▶ Set task
Transcribe every entry word for word. Skip the pictures.

▶ Records for this task
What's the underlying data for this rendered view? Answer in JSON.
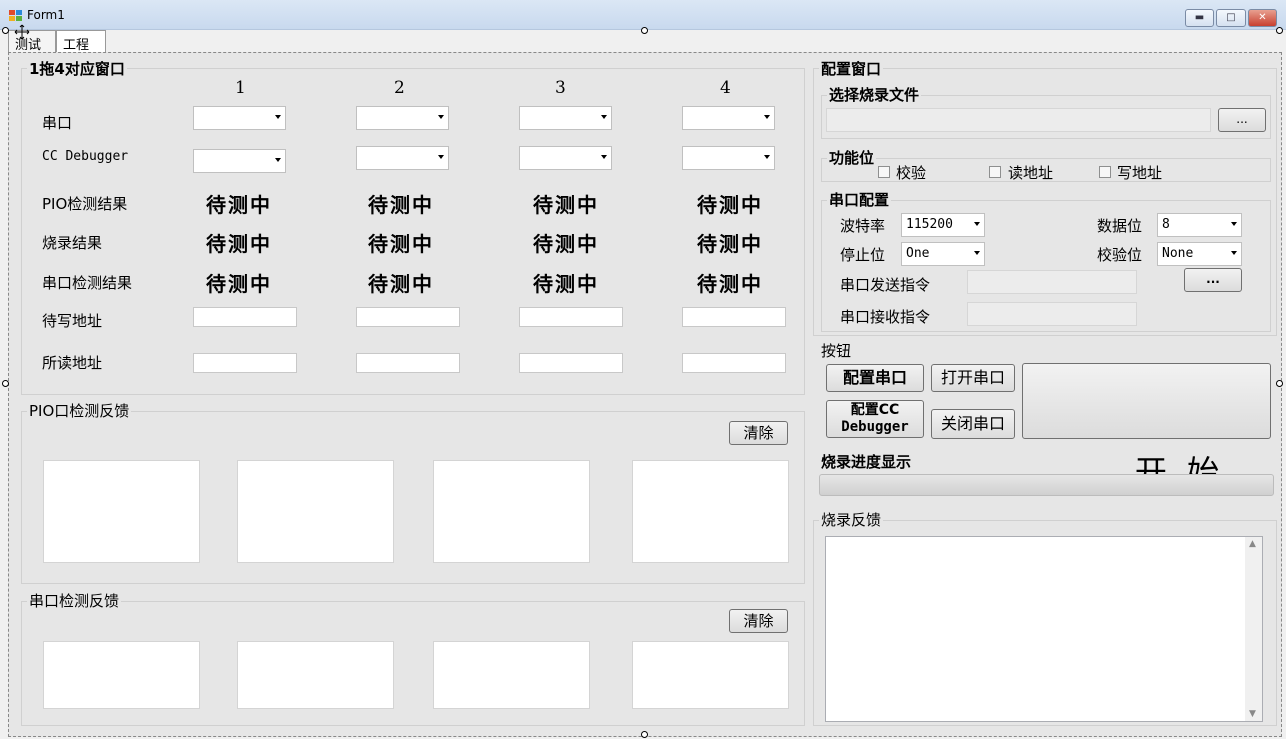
{
  "window": {
    "title": "Form1",
    "min_icon": "minimize-icon",
    "max_icon": "maximize-icon",
    "close_icon": "close-icon"
  },
  "tabs": [
    "测试",
    "工程"
  ],
  "group_main": {
    "title": "1拖4对应窗口",
    "columns": [
      "1",
      "2",
      "3",
      "4"
    ],
    "rows": {
      "serial": "串口",
      "cc": "CC Debugger",
      "pio": "PIO检测结果",
      "burn": "烧录结果",
      "serial_test": "串口检测结果",
      "write_addr": "待写地址",
      "read_addr": "所读地址"
    },
    "status_text": "待测中"
  },
  "group_pio": {
    "title": "PIO口检测反馈",
    "clear": "清除"
  },
  "group_serial_fb": {
    "title": "串口检测反馈",
    "clear": "清除"
  },
  "config": {
    "title": "配置窗口",
    "file_group": "选择烧录文件",
    "browse": "...",
    "func_group": "功能位",
    "checks": [
      "校验",
      "读地址",
      "写地址"
    ],
    "serial_group": "串口配置",
    "baud_label": "波特率",
    "baud_value": "115200",
    "databits_label": "数据位",
    "databits_value": "8",
    "stopbits_label": "停止位",
    "stopbits_value": "One",
    "parity_label": "校验位",
    "parity_value": "None",
    "send_label": "串口发送指令",
    "recv_label": "串口接收指令",
    "send_browse": "..."
  },
  "buttons": {
    "title": "按钮",
    "config_serial": "配置串口",
    "open_serial": "打开串口",
    "config_cc_line1": "配置CC",
    "config_cc_line2": "Debugger",
    "close_serial": "关闭串口",
    "start": "开  始"
  },
  "progress": {
    "title": "烧录进度显示",
    "value": 0
  },
  "feedback": {
    "title": "烧录反馈"
  }
}
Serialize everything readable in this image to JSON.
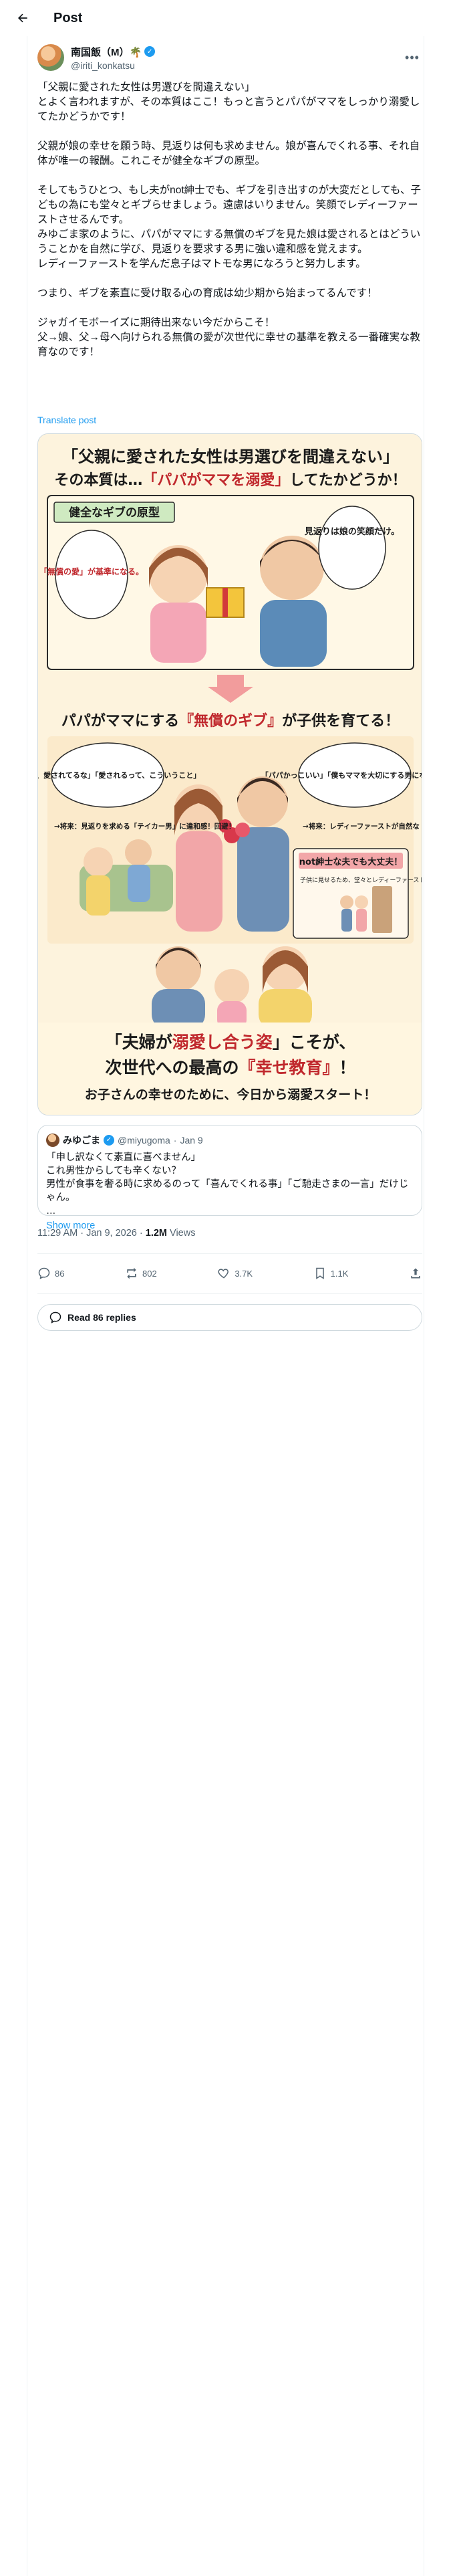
{
  "header": {
    "title": "Post"
  },
  "author": {
    "display_name": "南国飯（M）🌴",
    "handle": "@iriti_konkatsu"
  },
  "post": {
    "paragraphs": [
      [
        "「父親に愛された女性は男選びを間違えない」",
        "とよく言われますが、その本質はここ！もっと言うとパパがママをしっかり溺愛してたかどうかです！"
      ],
      [
        "父親が娘の幸せを願う時、見返りは何も求めません。娘が喜んでくれる事、それ自体が唯一の報酬。これこそが健全なギブの原型。"
      ],
      [
        "そしてもうひとつ、もし夫がnot紳士でも、ギブを引き出すのが大変だとしても、子どもの為にも堂々とギブらせましょう。遠慮はいりません。笑顔でレディーファーストさせるんです。",
        "みゆごま家のように、パパがママにする無償のギブを見た娘は愛されるとはどういうことかを自然に学び、見返りを要求する男に強い違和感を覚えます。",
        "レディーファーストを学んだ息子はマトモな男になろうと努力します。"
      ],
      [
        "つまり、ギブを素直に受け取る心の育成は幼少期から始まってるんです！"
      ],
      [
        "ジャガイモボーイズに期待出来ない今だからこそ！",
        "父→娘、父→母へ向けられる無償の愛が次世代に幸せの基準を教える一番確実な教育なのです！"
      ]
    ],
    "translate_label": "Translate post"
  },
  "image": {
    "headline_1": "「父親に愛された女性は男選びを間違えない」",
    "headline_2a": "その本質は…",
    "headline_2b": "「パパがママを溺愛」",
    "headline_2c": "してたかどうか！",
    "badge_gift": "健全なギブの原型",
    "bubble_dad": "見返りは娘の笑顔だけ。",
    "bubble_daughter": "「無償の愛」が基準になる。",
    "section_2a": "パパがママにする",
    "section_2b": "『無償のギブ』",
    "section_2c": "が子供を育てる！",
    "bubble_girl": "「ママ、愛されてるな」「愛されるって、こういうこと」",
    "bubble_boy": "「パパかっこいい」「僕もママを大切にする男になろう」",
    "note_girl": "→将来：見返りを求める「テイカー男」に違和感！回避！",
    "note_boy": "→将来：レディーファーストが自然な「マトモな男」に！",
    "badge_notshinshi": "not紳士な夫でも大丈夫！",
    "note_notshinshi": "子供に見せるため、堂々とレディーファーストさせよう！遠慮は不要。",
    "footer_1a": "「夫婦が",
    "footer_1b": "溺愛し合う姿",
    "footer_1c": "」こそが、",
    "footer_2a": "次世代への最高の",
    "footer_2b": "『幸せ教育』",
    "footer_2c": "！",
    "footer_3": "お子さんの幸せのために、今日から溺愛スタート！"
  },
  "quote": {
    "name": "みゆごま",
    "handle": "@miyugoma",
    "date": "Jan 9",
    "lines": [
      "「申し訳なくて素直に喜べません」",
      "これ男性からしても辛くない？",
      "男性が食事を奢る時に求めるのって「喜んでくれる事」「ご馳走さまの一言」だけじゃん。"
    ],
    "ellipsis": "…",
    "show_more": "Show more"
  },
  "meta": {
    "time": "11:29 AM · Jan 9, 2026 · ",
    "views_count": "1.2M",
    "views_label": " Views"
  },
  "actions": {
    "replies": "86",
    "reposts": "802",
    "likes": "3.7K",
    "bookmarks": "1.1K"
  },
  "read_replies_label": "Read 86 replies",
  "colors": {
    "accent": "#1d9bf0",
    "text": "#0f1419",
    "muted": "#536471",
    "border": "#cfd9de",
    "highlight_red": "#c0282d"
  }
}
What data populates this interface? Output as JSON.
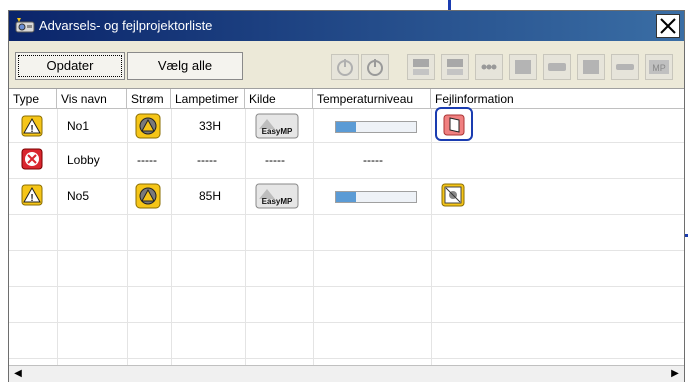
{
  "window": {
    "title": "Advarsels- og fejlprojektorliste"
  },
  "toolbar": {
    "update_label": "Opdater",
    "select_all_label": "Vælg alle"
  },
  "table": {
    "headers": [
      "Type",
      "Vis navn",
      "Strøm",
      "Lampetimer",
      "Kilde",
      "Temperaturniveau",
      "Fejlinformation"
    ],
    "rows": [
      {
        "type": "warning-icon",
        "name": "No1",
        "power": "power-warning-icon",
        "lamp_hours": "33H",
        "source": "EasyMP",
        "temperature_level": 0.25,
        "error_info": "error-door-icon"
      },
      {
        "type": "error-icon",
        "name": "Lobby",
        "power": "-----",
        "lamp_hours": "-----",
        "source": "-----",
        "temperature_text": "-----",
        "error_info": ""
      },
      {
        "type": "warning-icon",
        "name": "No5",
        "power": "power-warning-icon",
        "lamp_hours": "85H",
        "source": "EasyMP",
        "temperature_level": 0.25,
        "error_info": "error-fan-icon"
      }
    ]
  },
  "colors": {
    "accent": "#1a3cb0",
    "warning": "#f5c518",
    "error": "#d9262e",
    "temperature_fill": "#5b9bd5"
  }
}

▶ Output below
What's the underlying data for this rendered view? Answer in JSON.
{
  "window": {
    "title": "Form1",
    "min_icon": "minimize-icon",
    "max_icon": "maximize-icon",
    "close_icon": "close-icon"
  },
  "tabs": [
    "测试",
    "工程"
  ],
  "group_main": {
    "title": "1拖4对应窗口",
    "columns": [
      "1",
      "2",
      "3",
      "4"
    ],
    "rows": {
      "serial": "串口",
      "cc": "CC Debugger",
      "pio": "PIO检测结果",
      "burn": "烧录结果",
      "serial_test": "串口检测结果",
      "write_addr": "待写地址",
      "read_addr": "所读地址"
    },
    "status_text": "待测中"
  },
  "group_pio": {
    "title": "PIO口检测反馈",
    "clear": "清除"
  },
  "group_serial_fb": {
    "title": "串口检测反馈",
    "clear": "清除"
  },
  "config": {
    "title": "配置窗口",
    "file_group": "选择烧录文件",
    "browse": "...",
    "func_group": "功能位",
    "checks": [
      "校验",
      "读地址",
      "写地址"
    ],
    "serial_group": "串口配置",
    "baud_label": "波特率",
    "baud_value": "115200",
    "databits_label": "数据位",
    "databits_value": "8",
    "stopbits_label": "停止位",
    "stopbits_value": "One",
    "parity_label": "校验位",
    "parity_value": "None",
    "send_label": "串口发送指令",
    "recv_label": "串口接收指令",
    "send_browse": "..."
  },
  "buttons": {
    "title": "按钮",
    "config_serial": "配置串口",
    "open_serial": "打开串口",
    "config_cc_line1": "配置CC",
    "config_cc_line2": "Debugger",
    "close_serial": "关闭串口",
    "start": "开  始"
  },
  "progress": {
    "title": "烧录进度显示",
    "value": 0
  },
  "feedback": {
    "title": "烧录反馈"
  }
}
Serialize everything readable in this image to JSON.
{
  "header": {
    "title": "Post"
  },
  "author": {
    "display_name": "南国飯（M）🌴",
    "handle": "@iriti_konkatsu"
  },
  "post": {
    "paragraphs": [
      [
        "「父親に愛された女性は男選びを間違えない」",
        "とよく言われますが、その本質はここ！もっと言うとパパがママをしっかり溺愛してたかどうかです！"
      ],
      [
        "父親が娘の幸せを願う時、見返りは何も求めません。娘が喜んでくれる事、それ自体が唯一の報酬。これこそが健全なギブの原型。"
      ],
      [
        "そしてもうひとつ、もし夫がnot紳士でも、ギブを引き出すのが大変だとしても、子どもの為にも堂々とギブらせましょう。遠慮はいりません。笑顔でレディーファーストさせるんです。",
        "みゆごま家のように、パパがママにする無償のギブを見た娘は愛されるとはどういうことかを自然に学び、見返りを要求する男に強い違和感を覚えます。",
        "レディーファーストを学んだ息子はマトモな男になろうと努力します。"
      ],
      [
        "つまり、ギブを素直に受け取る心の育成は幼少期から始まってるんです！"
      ],
      [
        "ジャガイモボーイズに期待出来ない今だからこそ！",
        "父→娘、父→母へ向けられる無償の愛が次世代に幸せの基準を教える一番確実な教育なのです！"
      ]
    ],
    "translate_label": "Translate post"
  },
  "image": {
    "headline_1": "「父親に愛された女性は男選びを間違えない」",
    "headline_2a": "その本質は…",
    "headline_2b": "「パパがママを溺愛」",
    "headline_2c": "してたかどうか！",
    "badge_gift": "健全なギブの原型",
    "bubble_dad": "見返りは娘の笑顔だけ。",
    "bubble_daughter": "「無償の愛」が基準になる。",
    "section_2a": "パパがママにする",
    "section_2b": "『無償のギブ』",
    "section_2c": "が子供を育てる！",
    "bubble_girl": "「ママ、愛されてるな」「愛されるって、こういうこと」",
    "bubble_boy": "「パパかっこいい」「僕もママを大切にする男になろう」",
    "note_girl": "→将来：見返りを求める「テイカー男」に違和感！回避！",
    "note_boy": "→将来：レディーファーストが自然な「マトモな男」に！",
    "badge_notshinshi": "not紳士な夫でも大丈夫！",
    "note_notshinshi": "子供に見せるため、堂々とレディーファーストさせよう！遠慮は不要。",
    "footer_1a": "「夫婦が",
    "footer_1b": "溺愛し合う姿",
    "footer_1c": "」こそが、",
    "footer_2a": "次世代への最高の",
    "footer_2b": "『幸せ教育』",
    "footer_2c": "！",
    "footer_3": "お子さんの幸せのために、今日から溺愛スタート！"
  },
  "quote": {
    "name": "みゆごま",
    "handle": "@miyugoma",
    "date": "Jan 9",
    "lines": [
      "「申し訳なくて素直に喜べません」",
      "これ男性からしても辛くない？",
      "男性が食事を奢る時に求めるのって「喜んでくれる事」「ご馳走さまの一言」だけじゃん。"
    ],
    "ellipsis": "…",
    "show_more": "Show more"
  },
  "meta": {
    "time": "11:29 AM · Jan 9, 2026 · ",
    "views_count": "1.2M",
    "views_label": " Views"
  },
  "actions": {
    "replies": "86",
    "reposts": "802",
    "likes": "3.7K",
    "bookmarks": "1.1K"
  },
  "read_replies_label": "Read 86 replies",
  "colors": {
    "accent": "#1d9bf0",
    "text": "#0f1419",
    "muted": "#536471",
    "border": "#cfd9de",
    "highlight_red": "#c0282d"
  }
}
What data populates this interface? Output as JSON.
{
  "window": {
    "title": "Advarsels- og fejlprojektorliste"
  },
  "toolbar": {
    "update_label": "Opdater",
    "select_all_label": "Vælg alle"
  },
  "table": {
    "headers": [
      "Type",
      "Vis navn",
      "Strøm",
      "Lampetimer",
      "Kilde",
      "Temperaturniveau",
      "Fejlinformation"
    ],
    "rows": [
      {
        "type": "warning-icon",
        "name": "No1",
        "power": "power-warning-icon",
        "lamp_hours": "33H",
        "source": "EasyMP",
        "temperature_level": 0.25,
        "error_info": "error-door-icon"
      },
      {
        "type": "error-icon",
        "name": "Lobby",
        "power": "-----",
        "lamp_hours": "-----",
        "source": "-----",
        "temperature_text": "-----",
        "error_info": ""
      },
      {
        "type": "warning-icon",
        "name": "No5",
        "power": "power-warning-icon",
        "lamp_hours": "85H",
        "source": "EasyMP",
        "temperature_level": 0.25,
        "error_info": "error-fan-icon"
      }
    ]
  },
  "colors": {
    "accent": "#1a3cb0",
    "warning": "#f5c518",
    "error": "#d9262e",
    "temperature_fill": "#5b9bd5"
  }
}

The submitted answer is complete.